§ **Directive**
Rewrite the entries from the start through the line containing "card-small: the — [557, 147, 564, 152]", changing "card-third-line" to "card-line-three" and keeping everything else the same. Give only those lines.

Element box entries

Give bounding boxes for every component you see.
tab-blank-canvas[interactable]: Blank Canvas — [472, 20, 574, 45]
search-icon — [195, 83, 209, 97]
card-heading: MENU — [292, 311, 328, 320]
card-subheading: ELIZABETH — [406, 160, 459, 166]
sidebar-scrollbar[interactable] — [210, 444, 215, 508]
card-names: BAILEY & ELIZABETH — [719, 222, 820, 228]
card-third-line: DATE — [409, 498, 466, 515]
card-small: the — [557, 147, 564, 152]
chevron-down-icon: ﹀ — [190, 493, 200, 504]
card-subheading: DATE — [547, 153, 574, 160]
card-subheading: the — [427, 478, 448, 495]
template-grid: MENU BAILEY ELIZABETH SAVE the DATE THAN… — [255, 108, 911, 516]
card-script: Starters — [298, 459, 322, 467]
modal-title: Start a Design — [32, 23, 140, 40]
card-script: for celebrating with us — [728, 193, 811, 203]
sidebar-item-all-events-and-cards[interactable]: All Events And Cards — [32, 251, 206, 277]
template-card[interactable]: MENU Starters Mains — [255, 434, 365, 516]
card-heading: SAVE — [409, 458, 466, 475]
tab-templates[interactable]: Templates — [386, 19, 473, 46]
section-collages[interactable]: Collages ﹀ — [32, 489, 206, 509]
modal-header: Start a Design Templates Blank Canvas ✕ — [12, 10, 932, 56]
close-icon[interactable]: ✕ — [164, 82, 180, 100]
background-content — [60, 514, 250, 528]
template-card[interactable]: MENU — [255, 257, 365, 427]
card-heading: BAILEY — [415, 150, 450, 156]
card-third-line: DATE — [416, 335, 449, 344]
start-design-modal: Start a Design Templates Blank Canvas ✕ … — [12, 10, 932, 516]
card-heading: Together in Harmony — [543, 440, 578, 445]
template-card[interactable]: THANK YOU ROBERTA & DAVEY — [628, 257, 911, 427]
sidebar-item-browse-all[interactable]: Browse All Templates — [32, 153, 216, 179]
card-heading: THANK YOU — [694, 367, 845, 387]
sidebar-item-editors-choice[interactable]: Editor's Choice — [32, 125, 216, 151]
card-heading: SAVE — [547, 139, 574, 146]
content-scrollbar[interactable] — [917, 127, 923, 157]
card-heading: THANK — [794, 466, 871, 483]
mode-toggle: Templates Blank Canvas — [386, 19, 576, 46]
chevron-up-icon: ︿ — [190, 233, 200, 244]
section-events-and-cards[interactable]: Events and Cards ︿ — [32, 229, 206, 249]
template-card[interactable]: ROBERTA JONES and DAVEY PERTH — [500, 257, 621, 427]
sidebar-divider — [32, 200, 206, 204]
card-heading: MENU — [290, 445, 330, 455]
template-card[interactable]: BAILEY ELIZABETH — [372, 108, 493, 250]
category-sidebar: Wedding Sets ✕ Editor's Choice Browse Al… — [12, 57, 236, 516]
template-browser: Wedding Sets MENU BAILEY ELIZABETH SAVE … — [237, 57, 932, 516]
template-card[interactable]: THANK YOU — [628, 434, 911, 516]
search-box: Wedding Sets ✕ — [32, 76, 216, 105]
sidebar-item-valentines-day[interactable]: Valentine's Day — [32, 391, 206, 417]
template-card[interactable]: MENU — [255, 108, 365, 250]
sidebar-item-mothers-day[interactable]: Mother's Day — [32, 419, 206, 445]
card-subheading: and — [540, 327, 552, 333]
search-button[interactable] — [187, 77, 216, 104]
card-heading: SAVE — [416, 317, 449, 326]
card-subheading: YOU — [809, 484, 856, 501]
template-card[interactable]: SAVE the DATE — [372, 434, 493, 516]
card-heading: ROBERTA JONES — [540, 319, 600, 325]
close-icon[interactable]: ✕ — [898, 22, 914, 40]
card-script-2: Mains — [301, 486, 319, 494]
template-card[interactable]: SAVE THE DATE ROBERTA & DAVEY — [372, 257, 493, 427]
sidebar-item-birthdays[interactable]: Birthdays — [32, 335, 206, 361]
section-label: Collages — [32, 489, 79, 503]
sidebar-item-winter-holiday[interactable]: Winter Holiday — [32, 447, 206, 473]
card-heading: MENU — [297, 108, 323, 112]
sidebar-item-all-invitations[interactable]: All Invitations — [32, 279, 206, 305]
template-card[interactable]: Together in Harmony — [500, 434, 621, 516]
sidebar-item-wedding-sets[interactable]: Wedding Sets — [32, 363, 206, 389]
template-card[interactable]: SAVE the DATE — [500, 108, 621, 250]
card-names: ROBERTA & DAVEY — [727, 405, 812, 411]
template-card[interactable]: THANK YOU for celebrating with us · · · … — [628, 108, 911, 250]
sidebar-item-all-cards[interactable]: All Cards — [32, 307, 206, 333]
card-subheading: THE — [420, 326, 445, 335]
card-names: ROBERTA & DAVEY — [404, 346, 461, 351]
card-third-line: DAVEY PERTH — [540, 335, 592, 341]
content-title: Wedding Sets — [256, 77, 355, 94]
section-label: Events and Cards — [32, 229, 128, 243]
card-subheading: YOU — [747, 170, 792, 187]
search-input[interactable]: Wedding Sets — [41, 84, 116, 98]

§ **Solved problem**
Give bounding boxes for every component you see.
tab-blank-canvas[interactable]: Blank Canvas — [472, 20, 574, 45]
search-icon — [195, 83, 209, 97]
card-heading: MENU — [292, 311, 328, 320]
card-subheading: ELIZABETH — [406, 160, 459, 166]
sidebar-scrollbar[interactable] — [210, 444, 215, 508]
card-names: BAILEY & ELIZABETH — [719, 222, 820, 228]
card-line-three: DATE — [409, 498, 466, 515]
card-small: the — [557, 147, 564, 152]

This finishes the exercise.